Read the material below and count the lines holding the string "bittet". Give that count with nothing added.

☆ ☆ ☆

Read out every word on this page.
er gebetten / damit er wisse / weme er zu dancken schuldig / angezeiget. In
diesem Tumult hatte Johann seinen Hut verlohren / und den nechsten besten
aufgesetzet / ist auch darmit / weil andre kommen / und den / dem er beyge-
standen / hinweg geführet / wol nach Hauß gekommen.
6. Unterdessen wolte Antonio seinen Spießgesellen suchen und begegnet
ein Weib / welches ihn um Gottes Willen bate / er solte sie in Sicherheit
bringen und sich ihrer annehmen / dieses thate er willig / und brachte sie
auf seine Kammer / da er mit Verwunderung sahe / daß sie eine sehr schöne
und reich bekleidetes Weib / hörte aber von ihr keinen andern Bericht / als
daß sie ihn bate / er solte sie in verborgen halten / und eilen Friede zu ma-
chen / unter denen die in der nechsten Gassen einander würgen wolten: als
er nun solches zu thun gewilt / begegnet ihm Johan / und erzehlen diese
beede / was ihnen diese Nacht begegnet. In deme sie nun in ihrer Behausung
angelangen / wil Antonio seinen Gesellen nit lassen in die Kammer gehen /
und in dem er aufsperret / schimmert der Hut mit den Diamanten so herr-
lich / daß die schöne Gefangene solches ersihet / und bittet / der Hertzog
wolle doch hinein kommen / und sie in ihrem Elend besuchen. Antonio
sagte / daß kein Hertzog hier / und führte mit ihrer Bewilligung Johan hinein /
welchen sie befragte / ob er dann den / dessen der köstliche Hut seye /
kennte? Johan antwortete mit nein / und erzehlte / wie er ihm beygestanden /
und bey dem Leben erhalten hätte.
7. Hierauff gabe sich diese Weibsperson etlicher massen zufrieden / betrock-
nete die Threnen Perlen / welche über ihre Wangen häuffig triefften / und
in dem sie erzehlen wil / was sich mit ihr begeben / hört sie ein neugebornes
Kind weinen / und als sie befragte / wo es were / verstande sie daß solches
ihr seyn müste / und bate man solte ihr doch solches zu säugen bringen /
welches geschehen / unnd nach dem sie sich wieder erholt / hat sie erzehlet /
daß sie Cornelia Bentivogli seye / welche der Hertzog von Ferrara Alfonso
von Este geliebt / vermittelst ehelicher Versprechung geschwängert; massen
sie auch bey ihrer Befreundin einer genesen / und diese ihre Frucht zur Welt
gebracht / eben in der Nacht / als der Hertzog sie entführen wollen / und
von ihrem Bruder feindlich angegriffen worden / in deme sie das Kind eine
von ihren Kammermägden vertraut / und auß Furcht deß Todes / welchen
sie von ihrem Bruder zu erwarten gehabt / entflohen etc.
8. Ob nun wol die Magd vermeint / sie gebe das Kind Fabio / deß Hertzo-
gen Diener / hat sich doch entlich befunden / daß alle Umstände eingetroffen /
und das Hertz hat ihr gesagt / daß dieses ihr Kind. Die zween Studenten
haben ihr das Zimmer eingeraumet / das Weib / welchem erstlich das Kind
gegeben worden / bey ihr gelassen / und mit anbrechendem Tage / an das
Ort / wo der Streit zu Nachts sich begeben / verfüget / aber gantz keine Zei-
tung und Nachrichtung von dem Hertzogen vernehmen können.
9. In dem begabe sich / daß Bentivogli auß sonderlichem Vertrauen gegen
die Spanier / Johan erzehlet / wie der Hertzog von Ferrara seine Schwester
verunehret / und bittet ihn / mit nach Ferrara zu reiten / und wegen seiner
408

☆ ☆ ☆

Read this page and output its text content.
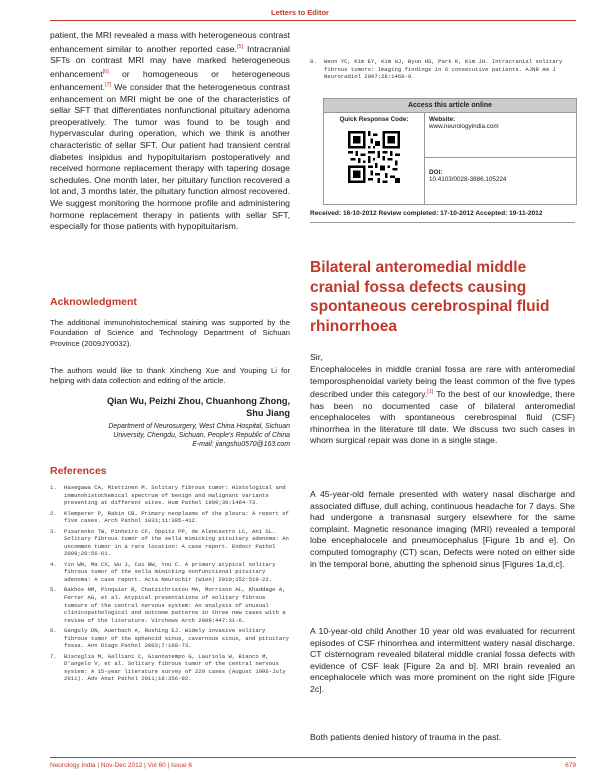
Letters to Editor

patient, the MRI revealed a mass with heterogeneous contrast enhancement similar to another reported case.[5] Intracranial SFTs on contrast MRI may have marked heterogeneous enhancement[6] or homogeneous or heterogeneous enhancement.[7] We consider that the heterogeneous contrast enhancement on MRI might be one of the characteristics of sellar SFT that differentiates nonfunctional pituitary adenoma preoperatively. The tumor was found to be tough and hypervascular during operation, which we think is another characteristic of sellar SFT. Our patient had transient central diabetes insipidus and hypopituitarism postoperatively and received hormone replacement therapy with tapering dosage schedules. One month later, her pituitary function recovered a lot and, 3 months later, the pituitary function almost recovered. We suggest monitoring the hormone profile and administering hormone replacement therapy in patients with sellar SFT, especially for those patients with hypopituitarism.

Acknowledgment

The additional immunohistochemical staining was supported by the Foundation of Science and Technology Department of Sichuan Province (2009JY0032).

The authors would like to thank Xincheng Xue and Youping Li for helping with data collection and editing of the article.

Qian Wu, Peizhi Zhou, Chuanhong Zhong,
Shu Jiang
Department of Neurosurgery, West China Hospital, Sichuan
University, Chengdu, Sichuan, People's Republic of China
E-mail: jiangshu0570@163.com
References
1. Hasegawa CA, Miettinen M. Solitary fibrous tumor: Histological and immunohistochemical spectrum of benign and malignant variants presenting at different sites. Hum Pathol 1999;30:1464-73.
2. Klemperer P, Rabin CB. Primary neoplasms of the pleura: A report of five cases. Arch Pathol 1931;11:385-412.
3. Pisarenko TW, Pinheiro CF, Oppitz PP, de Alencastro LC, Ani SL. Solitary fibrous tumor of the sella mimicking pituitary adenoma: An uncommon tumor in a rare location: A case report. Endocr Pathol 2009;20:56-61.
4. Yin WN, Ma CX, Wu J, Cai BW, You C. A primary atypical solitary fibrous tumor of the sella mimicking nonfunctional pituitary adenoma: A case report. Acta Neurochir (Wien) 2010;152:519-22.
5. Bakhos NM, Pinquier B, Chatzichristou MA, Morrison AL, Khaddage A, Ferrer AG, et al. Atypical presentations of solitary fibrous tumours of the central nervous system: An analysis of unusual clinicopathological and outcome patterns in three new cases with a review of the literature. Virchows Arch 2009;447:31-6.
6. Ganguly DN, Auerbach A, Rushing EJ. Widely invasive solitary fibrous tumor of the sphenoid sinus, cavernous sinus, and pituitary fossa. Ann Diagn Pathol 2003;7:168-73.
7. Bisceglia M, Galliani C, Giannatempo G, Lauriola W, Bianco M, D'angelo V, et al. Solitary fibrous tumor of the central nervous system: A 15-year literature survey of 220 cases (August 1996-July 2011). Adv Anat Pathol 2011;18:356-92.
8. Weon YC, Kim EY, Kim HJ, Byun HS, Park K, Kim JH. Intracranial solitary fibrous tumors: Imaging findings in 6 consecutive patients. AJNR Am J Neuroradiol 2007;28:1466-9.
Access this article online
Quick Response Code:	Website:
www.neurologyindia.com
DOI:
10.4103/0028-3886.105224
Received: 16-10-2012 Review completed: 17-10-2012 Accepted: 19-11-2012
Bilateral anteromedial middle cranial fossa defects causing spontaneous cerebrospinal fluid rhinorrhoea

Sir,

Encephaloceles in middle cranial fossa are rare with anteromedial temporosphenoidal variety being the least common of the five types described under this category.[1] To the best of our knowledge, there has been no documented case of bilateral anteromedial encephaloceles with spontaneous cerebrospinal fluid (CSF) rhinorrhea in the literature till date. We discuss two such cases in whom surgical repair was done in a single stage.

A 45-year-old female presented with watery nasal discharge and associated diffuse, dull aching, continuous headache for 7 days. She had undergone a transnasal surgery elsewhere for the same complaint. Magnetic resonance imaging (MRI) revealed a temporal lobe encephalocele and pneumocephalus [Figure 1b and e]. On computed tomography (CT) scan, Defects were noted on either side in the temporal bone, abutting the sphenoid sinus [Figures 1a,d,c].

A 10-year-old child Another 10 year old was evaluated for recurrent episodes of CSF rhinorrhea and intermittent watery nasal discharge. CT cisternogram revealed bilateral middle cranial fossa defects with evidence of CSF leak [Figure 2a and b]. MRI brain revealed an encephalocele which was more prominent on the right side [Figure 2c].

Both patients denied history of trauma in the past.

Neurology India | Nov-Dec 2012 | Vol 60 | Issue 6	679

☆ ☆ ☆

**Exercise response**
2